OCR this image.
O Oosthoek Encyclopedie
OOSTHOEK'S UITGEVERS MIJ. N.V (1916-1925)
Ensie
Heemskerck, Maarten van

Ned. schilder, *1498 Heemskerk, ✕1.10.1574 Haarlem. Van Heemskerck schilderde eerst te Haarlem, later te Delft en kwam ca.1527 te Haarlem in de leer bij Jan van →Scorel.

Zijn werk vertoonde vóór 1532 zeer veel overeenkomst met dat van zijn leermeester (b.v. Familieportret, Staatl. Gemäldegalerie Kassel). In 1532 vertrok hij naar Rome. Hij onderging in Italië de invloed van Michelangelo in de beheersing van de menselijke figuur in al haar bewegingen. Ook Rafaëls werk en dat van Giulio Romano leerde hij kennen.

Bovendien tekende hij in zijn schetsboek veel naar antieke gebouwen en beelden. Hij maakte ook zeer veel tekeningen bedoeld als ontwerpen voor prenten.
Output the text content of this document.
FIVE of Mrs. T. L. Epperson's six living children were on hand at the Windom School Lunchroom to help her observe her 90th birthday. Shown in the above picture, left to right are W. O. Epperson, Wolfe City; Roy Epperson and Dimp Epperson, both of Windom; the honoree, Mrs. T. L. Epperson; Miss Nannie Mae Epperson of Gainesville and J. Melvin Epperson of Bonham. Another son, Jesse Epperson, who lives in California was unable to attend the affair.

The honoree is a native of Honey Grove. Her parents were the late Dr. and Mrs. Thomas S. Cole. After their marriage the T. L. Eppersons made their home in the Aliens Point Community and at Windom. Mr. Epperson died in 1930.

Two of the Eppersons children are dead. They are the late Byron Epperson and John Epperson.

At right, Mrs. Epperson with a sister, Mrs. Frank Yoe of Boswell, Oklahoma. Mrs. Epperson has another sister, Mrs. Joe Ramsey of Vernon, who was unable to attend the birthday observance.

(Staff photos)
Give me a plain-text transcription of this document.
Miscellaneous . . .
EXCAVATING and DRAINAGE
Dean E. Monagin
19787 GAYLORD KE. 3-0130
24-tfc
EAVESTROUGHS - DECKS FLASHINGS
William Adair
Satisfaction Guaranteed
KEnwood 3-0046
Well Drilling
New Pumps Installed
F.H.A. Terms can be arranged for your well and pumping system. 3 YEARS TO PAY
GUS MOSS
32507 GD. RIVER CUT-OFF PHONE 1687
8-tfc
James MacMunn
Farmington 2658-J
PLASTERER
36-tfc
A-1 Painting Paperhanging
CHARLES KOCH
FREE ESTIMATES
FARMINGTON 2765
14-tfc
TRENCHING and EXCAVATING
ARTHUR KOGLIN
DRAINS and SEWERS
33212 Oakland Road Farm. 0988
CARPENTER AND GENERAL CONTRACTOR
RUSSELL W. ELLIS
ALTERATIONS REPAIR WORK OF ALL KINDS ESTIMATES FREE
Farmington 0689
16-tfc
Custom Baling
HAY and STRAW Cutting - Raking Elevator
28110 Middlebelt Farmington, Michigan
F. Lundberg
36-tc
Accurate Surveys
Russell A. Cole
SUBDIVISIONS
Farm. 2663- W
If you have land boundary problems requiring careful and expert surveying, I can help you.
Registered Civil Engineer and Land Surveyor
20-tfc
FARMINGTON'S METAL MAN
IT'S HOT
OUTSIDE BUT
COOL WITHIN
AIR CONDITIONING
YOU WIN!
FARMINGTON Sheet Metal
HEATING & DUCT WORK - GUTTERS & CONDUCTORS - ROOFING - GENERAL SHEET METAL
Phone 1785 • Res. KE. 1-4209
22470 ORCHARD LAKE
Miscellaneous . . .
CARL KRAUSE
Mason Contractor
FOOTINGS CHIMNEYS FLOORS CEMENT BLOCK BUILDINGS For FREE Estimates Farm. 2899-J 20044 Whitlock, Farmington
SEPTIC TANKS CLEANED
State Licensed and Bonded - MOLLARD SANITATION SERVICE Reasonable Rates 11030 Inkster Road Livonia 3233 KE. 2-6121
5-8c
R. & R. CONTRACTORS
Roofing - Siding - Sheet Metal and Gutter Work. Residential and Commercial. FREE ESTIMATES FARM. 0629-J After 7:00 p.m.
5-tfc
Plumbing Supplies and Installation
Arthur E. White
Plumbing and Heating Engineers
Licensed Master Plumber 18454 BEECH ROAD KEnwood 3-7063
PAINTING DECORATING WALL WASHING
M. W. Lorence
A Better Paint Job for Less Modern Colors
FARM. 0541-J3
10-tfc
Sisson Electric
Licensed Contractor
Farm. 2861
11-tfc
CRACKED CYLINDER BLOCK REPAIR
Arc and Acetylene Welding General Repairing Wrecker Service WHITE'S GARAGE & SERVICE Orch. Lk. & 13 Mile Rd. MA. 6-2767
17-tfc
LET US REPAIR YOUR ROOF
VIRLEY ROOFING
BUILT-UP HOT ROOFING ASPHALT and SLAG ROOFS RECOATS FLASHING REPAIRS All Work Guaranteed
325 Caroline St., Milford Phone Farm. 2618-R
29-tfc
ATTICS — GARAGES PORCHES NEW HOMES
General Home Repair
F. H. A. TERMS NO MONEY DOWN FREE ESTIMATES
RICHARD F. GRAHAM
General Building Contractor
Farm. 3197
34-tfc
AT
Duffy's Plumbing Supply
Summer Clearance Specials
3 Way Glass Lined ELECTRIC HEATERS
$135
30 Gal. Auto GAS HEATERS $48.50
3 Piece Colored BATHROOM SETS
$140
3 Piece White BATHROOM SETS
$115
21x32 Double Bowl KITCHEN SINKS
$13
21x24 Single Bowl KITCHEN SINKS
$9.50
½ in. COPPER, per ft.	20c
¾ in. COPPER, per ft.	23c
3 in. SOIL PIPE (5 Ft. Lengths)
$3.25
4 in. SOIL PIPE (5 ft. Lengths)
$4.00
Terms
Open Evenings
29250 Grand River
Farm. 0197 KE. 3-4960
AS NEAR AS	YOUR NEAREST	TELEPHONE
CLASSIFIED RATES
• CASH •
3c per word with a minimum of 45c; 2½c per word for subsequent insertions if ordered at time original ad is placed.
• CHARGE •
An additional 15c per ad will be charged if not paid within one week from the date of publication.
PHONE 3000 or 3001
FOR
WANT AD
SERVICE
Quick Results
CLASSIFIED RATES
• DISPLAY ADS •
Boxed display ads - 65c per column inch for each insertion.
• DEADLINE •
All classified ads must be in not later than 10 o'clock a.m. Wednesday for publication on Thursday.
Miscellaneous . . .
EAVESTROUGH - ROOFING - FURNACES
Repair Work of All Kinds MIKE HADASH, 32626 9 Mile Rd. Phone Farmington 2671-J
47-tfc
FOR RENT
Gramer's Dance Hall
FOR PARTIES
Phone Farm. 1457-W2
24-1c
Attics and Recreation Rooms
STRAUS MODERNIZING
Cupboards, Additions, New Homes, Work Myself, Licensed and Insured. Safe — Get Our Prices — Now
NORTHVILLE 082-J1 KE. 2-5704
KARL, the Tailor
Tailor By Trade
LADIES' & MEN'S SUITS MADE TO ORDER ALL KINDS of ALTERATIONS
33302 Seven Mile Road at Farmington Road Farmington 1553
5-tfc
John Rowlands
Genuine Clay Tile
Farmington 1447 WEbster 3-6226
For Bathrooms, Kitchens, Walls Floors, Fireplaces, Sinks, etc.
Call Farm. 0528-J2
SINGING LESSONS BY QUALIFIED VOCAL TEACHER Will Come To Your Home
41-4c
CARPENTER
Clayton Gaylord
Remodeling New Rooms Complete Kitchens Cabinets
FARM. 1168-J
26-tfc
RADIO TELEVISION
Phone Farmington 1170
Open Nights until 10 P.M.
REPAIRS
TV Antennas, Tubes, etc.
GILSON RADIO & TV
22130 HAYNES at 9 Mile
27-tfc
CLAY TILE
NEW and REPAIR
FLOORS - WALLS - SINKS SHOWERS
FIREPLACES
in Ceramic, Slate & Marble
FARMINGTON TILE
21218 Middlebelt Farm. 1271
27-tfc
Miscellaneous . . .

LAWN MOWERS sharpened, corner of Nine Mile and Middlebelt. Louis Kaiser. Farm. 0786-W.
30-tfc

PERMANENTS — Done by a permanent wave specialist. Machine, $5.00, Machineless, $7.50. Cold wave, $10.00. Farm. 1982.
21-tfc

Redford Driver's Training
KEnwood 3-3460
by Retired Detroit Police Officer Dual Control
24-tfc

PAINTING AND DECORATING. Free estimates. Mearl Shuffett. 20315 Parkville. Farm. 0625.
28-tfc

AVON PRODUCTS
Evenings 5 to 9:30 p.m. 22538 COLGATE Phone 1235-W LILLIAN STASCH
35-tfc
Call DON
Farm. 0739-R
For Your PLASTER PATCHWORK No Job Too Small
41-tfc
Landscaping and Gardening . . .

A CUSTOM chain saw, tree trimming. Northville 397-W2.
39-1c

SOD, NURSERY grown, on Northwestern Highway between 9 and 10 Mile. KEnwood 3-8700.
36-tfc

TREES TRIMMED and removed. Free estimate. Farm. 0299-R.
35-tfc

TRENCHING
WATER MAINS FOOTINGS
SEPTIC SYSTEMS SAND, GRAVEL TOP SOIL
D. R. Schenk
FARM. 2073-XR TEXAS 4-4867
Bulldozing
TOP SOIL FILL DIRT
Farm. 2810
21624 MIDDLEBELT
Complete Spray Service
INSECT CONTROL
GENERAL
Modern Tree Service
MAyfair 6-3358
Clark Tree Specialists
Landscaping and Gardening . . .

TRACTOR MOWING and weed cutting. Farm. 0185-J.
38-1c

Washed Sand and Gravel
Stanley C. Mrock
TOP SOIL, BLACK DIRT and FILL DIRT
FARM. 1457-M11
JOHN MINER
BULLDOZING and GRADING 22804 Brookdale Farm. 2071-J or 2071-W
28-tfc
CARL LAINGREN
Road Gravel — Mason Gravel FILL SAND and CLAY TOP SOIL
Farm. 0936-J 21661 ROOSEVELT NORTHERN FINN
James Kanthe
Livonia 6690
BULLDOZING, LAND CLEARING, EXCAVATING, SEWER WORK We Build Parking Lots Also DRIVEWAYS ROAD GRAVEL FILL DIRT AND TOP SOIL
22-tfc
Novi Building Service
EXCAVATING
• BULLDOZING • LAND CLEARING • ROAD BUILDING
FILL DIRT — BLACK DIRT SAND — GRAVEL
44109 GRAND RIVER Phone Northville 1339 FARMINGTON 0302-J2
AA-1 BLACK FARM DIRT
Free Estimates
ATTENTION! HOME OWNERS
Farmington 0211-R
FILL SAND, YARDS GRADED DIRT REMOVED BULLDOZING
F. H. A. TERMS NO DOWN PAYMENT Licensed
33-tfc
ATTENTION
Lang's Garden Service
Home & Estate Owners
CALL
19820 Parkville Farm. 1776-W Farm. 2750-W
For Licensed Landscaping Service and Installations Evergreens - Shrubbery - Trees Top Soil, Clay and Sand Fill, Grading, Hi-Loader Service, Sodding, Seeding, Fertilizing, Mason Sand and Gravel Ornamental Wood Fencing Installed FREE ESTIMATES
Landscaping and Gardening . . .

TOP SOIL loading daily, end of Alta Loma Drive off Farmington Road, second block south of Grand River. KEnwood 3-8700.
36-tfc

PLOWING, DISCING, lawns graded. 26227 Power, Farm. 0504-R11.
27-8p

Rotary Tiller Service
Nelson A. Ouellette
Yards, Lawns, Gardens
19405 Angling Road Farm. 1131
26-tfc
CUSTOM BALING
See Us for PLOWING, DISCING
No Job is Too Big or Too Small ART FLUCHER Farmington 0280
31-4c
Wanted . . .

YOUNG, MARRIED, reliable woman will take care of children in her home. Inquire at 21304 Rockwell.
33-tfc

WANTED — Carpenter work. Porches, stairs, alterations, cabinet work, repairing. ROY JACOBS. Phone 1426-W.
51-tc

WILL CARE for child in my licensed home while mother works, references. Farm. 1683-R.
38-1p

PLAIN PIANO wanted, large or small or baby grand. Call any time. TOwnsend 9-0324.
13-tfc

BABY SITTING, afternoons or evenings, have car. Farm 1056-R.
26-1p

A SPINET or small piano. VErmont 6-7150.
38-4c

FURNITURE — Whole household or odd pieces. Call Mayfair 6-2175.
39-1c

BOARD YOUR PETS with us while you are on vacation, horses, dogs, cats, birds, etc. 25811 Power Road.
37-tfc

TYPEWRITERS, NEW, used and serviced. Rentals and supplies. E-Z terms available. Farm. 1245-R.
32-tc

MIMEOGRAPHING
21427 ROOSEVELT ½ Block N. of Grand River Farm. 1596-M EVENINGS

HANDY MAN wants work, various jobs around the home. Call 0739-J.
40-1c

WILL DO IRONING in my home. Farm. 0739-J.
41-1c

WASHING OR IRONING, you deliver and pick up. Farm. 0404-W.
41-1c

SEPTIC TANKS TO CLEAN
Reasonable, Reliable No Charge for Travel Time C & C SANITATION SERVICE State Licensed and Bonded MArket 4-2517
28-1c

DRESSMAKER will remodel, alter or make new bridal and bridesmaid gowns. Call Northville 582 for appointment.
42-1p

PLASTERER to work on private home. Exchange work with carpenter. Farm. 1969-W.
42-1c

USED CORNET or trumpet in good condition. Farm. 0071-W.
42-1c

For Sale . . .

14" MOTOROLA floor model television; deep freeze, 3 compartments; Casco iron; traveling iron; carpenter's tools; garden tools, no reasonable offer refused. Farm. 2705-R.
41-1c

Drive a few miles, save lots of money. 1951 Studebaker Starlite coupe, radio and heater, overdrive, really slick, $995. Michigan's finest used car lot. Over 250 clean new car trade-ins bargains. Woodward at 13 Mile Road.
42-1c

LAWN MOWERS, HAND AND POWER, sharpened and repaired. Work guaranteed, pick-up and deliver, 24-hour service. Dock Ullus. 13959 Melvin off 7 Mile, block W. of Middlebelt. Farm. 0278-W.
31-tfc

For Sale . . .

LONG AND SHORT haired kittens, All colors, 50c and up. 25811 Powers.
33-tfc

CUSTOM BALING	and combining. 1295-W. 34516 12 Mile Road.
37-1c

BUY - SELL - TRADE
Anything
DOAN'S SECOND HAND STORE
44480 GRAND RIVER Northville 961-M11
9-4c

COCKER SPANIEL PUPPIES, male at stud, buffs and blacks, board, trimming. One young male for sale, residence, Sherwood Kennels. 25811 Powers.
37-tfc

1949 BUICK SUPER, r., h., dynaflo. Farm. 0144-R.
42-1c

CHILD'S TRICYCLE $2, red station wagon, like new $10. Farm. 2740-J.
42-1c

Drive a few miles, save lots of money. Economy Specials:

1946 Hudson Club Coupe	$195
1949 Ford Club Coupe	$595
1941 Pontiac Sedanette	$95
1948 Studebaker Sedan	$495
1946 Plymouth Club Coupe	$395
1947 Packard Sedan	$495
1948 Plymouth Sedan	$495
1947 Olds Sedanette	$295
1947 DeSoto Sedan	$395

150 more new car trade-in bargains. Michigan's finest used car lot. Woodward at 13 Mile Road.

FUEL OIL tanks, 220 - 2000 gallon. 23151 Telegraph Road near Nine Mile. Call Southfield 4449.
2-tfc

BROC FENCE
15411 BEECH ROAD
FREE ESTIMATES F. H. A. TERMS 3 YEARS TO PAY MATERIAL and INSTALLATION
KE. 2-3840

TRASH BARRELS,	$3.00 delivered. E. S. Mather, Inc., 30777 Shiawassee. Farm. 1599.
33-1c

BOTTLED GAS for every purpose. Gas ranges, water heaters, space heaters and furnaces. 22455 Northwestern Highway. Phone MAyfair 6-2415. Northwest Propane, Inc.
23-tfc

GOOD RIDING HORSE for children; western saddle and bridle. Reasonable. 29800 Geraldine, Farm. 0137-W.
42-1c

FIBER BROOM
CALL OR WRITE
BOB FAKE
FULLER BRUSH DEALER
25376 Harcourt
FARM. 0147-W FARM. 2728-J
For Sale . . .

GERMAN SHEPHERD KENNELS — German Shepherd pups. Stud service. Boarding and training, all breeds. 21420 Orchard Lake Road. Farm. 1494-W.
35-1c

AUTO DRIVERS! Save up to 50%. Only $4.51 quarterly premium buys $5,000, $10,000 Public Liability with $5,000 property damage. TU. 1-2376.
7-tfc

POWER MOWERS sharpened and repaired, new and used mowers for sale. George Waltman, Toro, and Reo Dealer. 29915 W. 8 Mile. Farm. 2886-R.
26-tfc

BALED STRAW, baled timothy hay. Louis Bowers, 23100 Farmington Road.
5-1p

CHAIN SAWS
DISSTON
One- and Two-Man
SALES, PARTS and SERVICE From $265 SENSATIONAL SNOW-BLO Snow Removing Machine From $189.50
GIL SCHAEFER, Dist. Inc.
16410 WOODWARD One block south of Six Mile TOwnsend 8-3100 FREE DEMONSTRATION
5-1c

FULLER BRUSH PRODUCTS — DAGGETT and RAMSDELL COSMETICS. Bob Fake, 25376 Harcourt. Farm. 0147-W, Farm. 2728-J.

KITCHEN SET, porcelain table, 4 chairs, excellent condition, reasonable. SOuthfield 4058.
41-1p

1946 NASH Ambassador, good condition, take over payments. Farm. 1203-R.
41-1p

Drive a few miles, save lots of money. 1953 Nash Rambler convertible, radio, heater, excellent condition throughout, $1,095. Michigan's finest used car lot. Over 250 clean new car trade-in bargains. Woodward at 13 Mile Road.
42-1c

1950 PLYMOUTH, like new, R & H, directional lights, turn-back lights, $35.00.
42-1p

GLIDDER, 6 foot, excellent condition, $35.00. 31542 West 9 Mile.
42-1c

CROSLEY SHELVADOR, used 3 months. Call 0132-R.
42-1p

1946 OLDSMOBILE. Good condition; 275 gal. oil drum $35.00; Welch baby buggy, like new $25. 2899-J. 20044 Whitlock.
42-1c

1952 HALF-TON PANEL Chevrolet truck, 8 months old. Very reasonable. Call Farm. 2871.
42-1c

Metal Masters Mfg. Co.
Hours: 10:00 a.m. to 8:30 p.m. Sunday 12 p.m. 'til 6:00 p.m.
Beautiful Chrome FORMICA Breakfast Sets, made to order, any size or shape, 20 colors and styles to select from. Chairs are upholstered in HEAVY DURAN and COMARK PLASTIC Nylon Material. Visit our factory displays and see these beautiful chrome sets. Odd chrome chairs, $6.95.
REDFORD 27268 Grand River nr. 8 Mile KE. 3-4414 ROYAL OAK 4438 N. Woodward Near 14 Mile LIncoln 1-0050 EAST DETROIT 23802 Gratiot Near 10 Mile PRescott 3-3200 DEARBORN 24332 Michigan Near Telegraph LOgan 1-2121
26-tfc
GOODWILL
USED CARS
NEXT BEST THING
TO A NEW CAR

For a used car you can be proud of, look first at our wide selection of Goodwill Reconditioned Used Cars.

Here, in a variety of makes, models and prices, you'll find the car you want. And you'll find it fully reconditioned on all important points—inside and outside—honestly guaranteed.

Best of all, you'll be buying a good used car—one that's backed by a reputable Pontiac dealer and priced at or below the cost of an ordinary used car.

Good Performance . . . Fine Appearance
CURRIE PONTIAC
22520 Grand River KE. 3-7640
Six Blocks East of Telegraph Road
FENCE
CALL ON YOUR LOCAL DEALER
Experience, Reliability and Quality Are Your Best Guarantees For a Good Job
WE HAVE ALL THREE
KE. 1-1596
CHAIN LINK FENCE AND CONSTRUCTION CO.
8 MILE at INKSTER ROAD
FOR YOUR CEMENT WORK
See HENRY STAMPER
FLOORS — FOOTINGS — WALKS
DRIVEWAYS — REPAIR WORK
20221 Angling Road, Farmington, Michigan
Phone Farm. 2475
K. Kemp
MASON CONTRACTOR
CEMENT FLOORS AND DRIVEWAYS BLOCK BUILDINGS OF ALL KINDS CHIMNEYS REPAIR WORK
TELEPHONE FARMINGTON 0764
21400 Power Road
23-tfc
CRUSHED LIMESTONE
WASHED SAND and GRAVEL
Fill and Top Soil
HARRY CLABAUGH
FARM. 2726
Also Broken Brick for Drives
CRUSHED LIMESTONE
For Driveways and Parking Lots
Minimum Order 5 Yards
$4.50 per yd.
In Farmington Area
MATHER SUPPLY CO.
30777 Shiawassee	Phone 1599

## Task directions:
Compute how many lines include the string "FOOTINGS", then give that number by itself.

## Response:
3